#### [EXERCISE AIM]
Retype the records below exactly as they appear.

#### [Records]
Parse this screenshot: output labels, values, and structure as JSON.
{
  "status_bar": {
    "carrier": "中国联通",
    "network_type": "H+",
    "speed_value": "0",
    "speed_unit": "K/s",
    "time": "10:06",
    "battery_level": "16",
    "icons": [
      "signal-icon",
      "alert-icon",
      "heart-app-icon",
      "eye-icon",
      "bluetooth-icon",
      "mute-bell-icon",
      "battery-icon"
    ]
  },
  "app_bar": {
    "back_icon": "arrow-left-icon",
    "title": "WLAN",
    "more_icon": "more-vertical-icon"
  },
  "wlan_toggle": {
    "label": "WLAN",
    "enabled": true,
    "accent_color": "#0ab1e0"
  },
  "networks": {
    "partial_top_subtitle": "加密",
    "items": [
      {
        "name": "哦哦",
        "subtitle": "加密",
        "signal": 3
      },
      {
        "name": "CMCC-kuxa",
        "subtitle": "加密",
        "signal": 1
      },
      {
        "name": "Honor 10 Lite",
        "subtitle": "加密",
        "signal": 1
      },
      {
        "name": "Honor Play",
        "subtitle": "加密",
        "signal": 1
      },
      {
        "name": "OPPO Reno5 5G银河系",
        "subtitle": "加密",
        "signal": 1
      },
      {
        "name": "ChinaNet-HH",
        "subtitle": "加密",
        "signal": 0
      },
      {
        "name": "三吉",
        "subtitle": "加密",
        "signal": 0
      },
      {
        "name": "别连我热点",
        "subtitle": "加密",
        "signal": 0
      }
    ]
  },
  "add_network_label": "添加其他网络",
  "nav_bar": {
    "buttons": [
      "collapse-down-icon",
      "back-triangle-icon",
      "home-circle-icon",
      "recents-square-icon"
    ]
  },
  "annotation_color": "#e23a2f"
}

#### [PROBLEM SOLUTION]
Parse this screenshot: output labels, values, and structure as JSON.
{
  "status_bar": {
    "carrier": "中国联通",
    "network_type": "H+",
    "speed_value": "0",
    "speed_unit": "K/s",
    "time": "10:06",
    "battery_level": "16",
    "icons": [
      "signal-icon",
      "alert-icon",
      "heart-app-icon",
      "eye-icon",
      "bluetooth-icon",
      "mute-bell-icon",
      "battery-icon"
    ]
  },
  "app_bar": {
    "back_icon": "arrow-left-icon",
    "title": "WLAN",
    "more_icon": "more-vertical-icon"
  },
  "wlan_toggle": {
    "label": "WLAN",
    "enabled": true,
    "accent_color": "#0ab1e0"
  },
  "networks": {
    "partial_top_subtitle": "加密",
    "items": [
      {
        "name": "哦哦",
        "subtitle": "加密",
        "signal": 3
      },
      {
        "name": "CMCC-kuxa",
        "subtitle": "加密",
        "signal": 1
      },
      {
        "name": "Honor 10 Lite",
        "subtitle": "加密",
        "signal": 1
      },
      {
        "name": "Honor Play",
        "subtitle": "加密",
        "signal": 1
      },
      {
        "name": "OPPO Reno5 5G银河系",
        "subtitle": "加密",
        "signal": 1
      },
      {
        "name": "ChinaNet-HH",
        "subtitle": "加密",
        "signal": 0
      },
      {
        "name": "三吉",
        "subtitle": "加密",
        "signal": 0
      },
      {
        "name": "别连我热点",
        "subtitle": "加密",
        "signal": 0
      }
    ]
  },
  "add_network_label": "添加其他网络",
  "nav_bar": {
    "buttons": [
      "collapse-down-icon",
      "back-triangle-icon",
      "home-circle-icon",
      "recents-square-icon"
    ]
  },
  "annotation_color": "#e23a2f"
}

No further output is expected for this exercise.